(Recorded data)
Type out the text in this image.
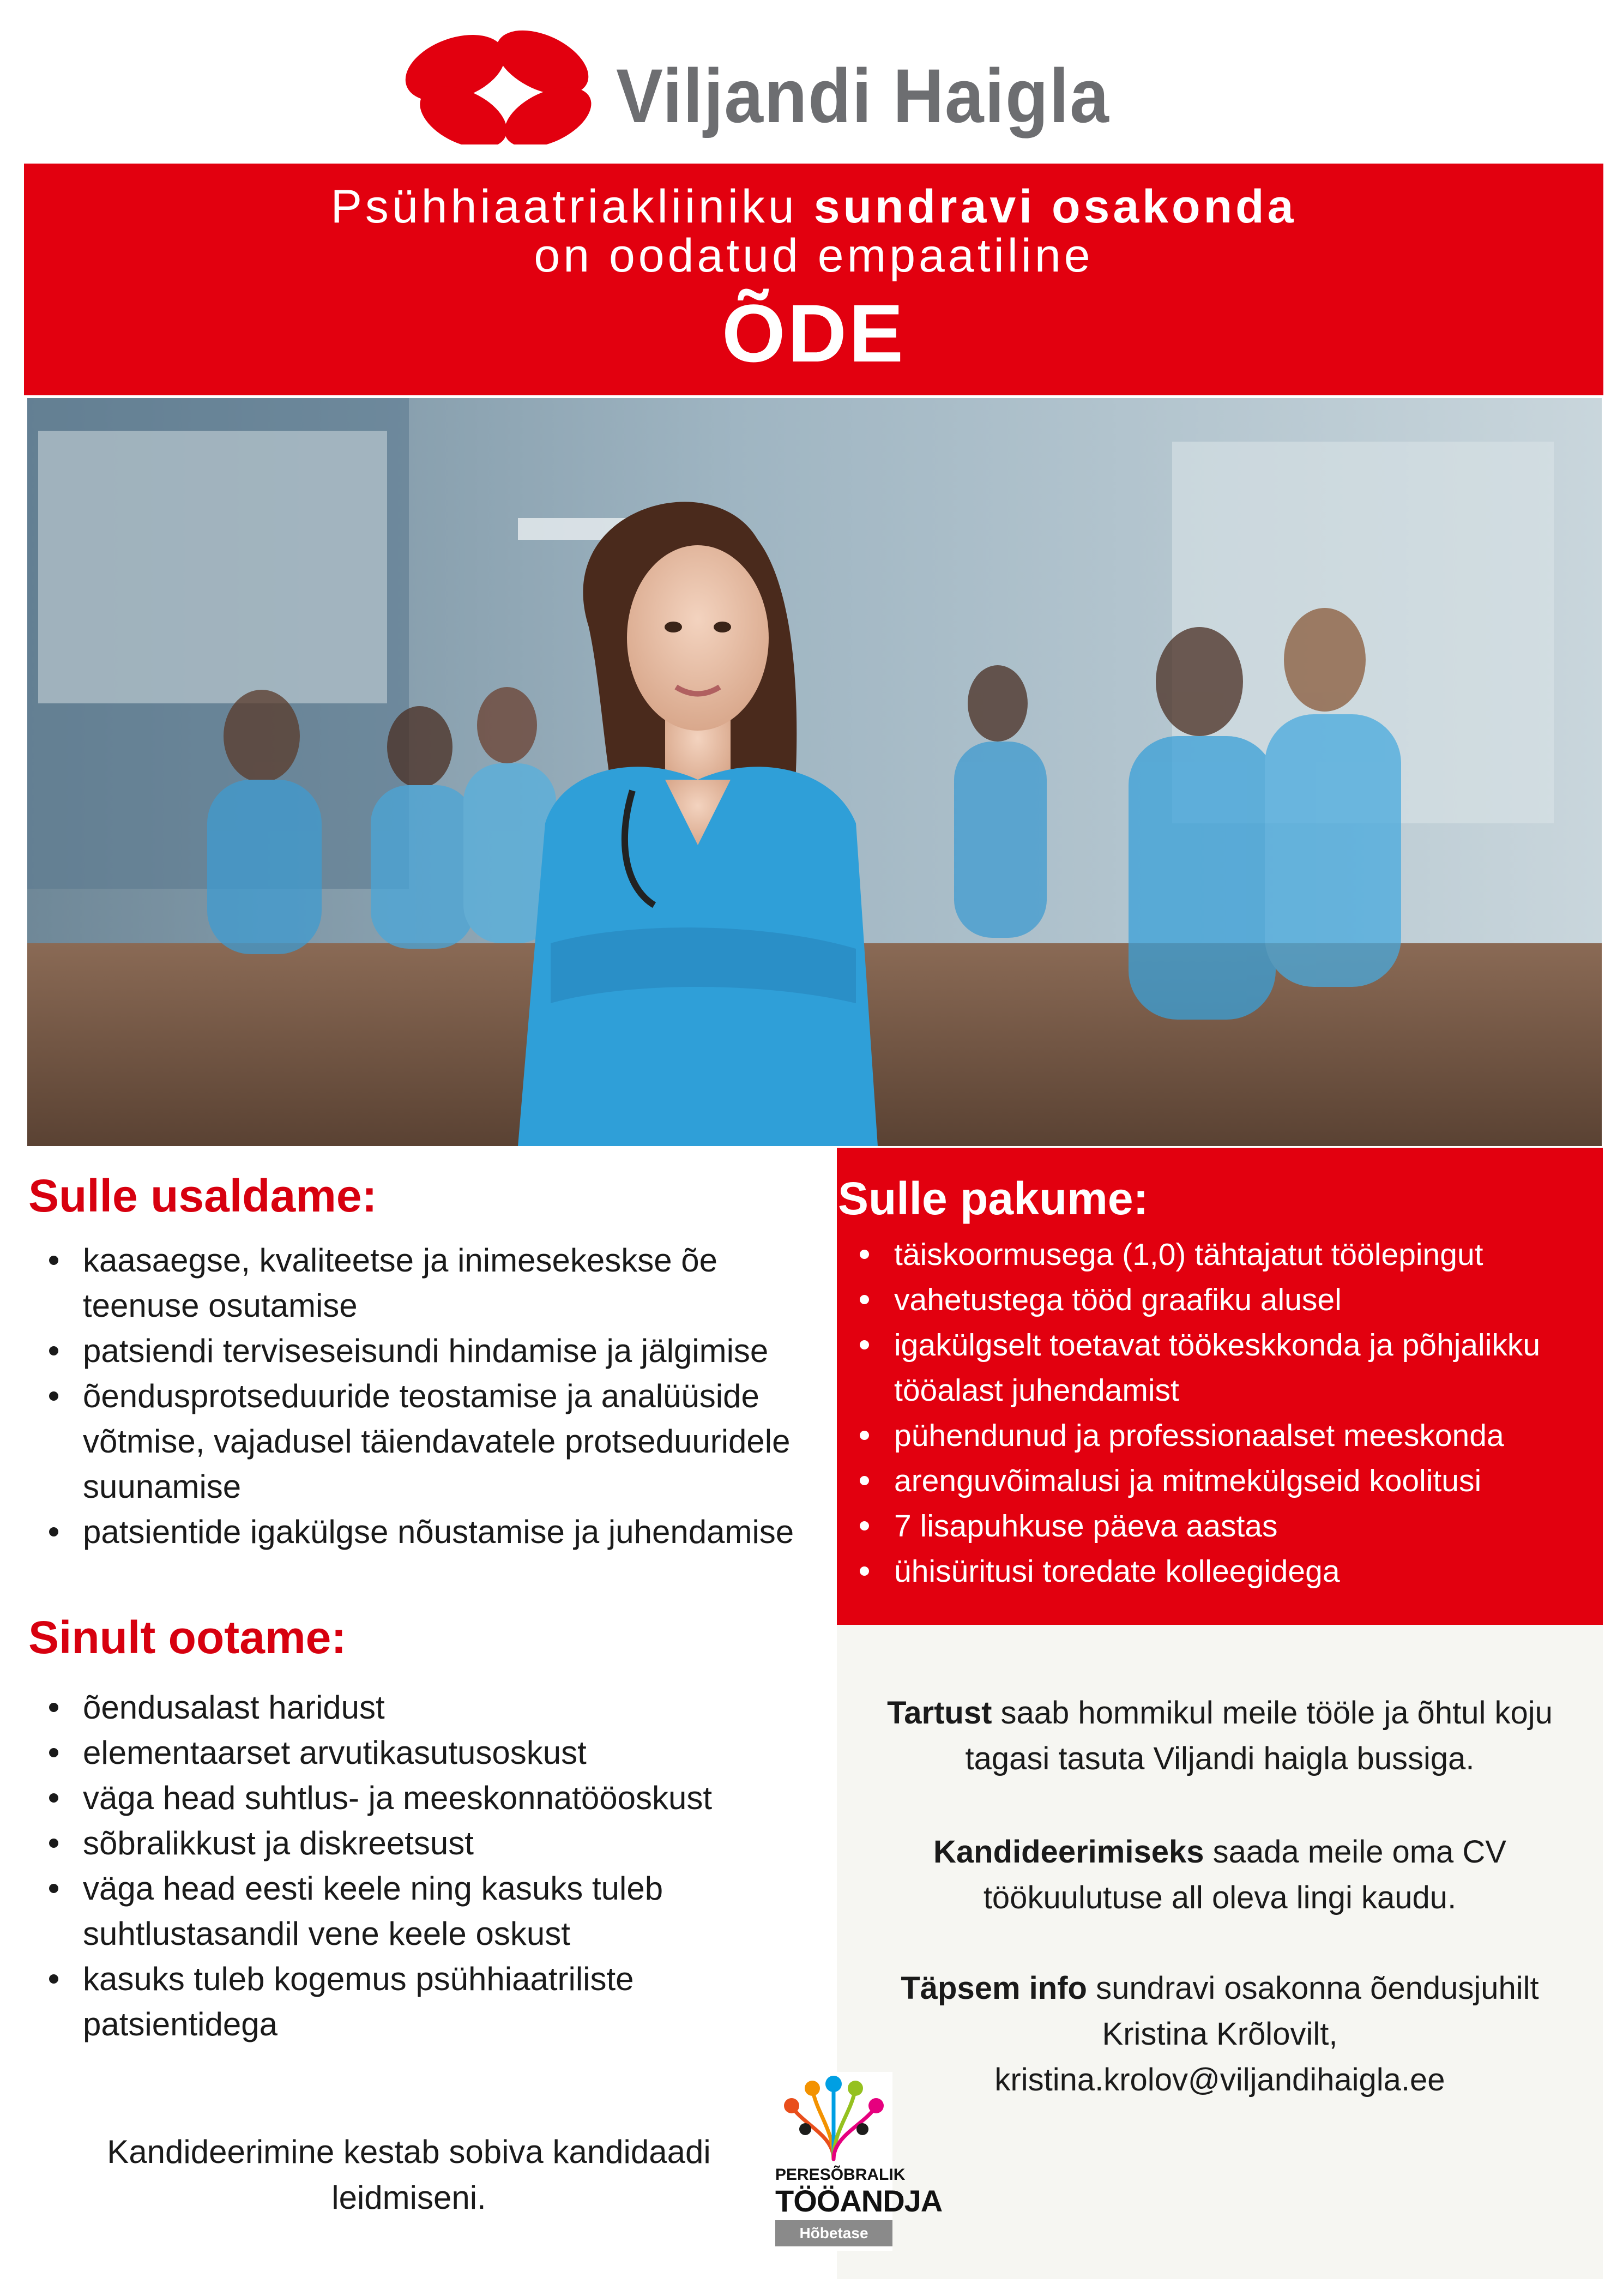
Viljandi Haigla
Psühhiaatriakliiniku sundravi osakonda
on oodatud empaatiline
ÕDE
Sulle usaldame:
kaasaegse, kvaliteetse ja inimesekeskse õe teenuse osutamise
patsiendi terviseseisundi hindamise ja jälgimise
õendusprotseduuride teostamise ja analüüside võtmise, vajadusel täiendavatele protseduuridele suunamise
patsientide igakülgse nõustamise ja juhendamise
Sinult ootame:
õendusalast haridust
elementaarset arvutikasutusoskust
väga head suhtlus- ja meeskonnatööoskust
sõbralikkust ja diskreetsust
väga head eesti keele ning kasuks tuleb suhtlustasandil vene keele oskust
kasuks tuleb kogemus psühhiaatriliste patsientidega
Kandideerimine kestab sobiva kandidaadi leidmiseni.
Sulle pakume:
täiskoormusega (1,0) tähtajatut töölepingut
vahetustega tööd graafiku alusel
igakülgselt toetavat töökeskkonda ja põhjalikku tööalast juhendamist
pühendunud ja professionaalset meeskonda
arenguvõimalusi ja mitmekülgseid koolitusi
7 lisapuhkuse päeva aastas
ühisüritusi toredate kolleegidega
Tartust saab hommikul meile tööle ja õhtul koju tagasi tasuta Viljandi haigla bussiga.
Kandideerimiseks saada meile oma CV töökuulutuse all oleva lingi kaudu.
Täpsem info sundravi osakonna õendusjuhilt
Kristina Krõlovilt,
kristina.krolov@viljandihaigla.ee
PERESÕBRALIK
TÖÖANDJA
Hõbetase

**YOUR GOAL**.
Reproduce each entry precisely. Leave the pictures out.

**WRITTEN SOLUTION**.
Type out the text in this image.
Viljandi Haigla
Psühhiaatriakliiniku sundravi osakonda
on oodatud empaatiline
ÕDE
Sulle usaldame:
kaasaegse, kvaliteetse ja inimesekeskse õe teenuse osutamise
patsiendi terviseseisundi hindamise ja jälgimise
õendusprotseduuride teostamise ja analüüside võtmise, vajadusel täiendavatele protseduuridele suunamise
patsientide igakülgse nõustamise ja juhendamise
Sinult ootame:
õendusalast haridust
elementaarset arvutikasutusoskust
väga head suhtlus- ja meeskonnatööoskust
sõbralikkust ja diskreetsust
väga head eesti keele ning kasuks tuleb suhtlustasandil vene keele oskust
kasuks tuleb kogemus psühhiaatriliste patsientidega
Kandideerimine kestab sobiva kandidaadi leidmiseni.
Sulle pakume:
täiskoormusega (1,0) tähtajatut töölepingut
vahetustega tööd graafiku alusel
igakülgselt toetavat töökeskkonda ja põhjalikku tööalast juhendamist
pühendunud ja professionaalset meeskonda
arenguvõimalusi ja mitmekülgseid koolitusi
7 lisapuhkuse päeva aastas
ühisüritusi toredate kolleegidega
Tartust saab hommikul meile tööle ja õhtul koju tagasi tasuta Viljandi haigla bussiga.
Kandideerimiseks saada meile oma CV töökuulutuse all oleva lingi kaudu.
Täpsem info sundravi osakonna õendusjuhilt
Kristina Krõlovilt,
kristina.krolov@viljandihaigla.ee
PERESÕBRALIK
TÖÖANDJA
Hõbetase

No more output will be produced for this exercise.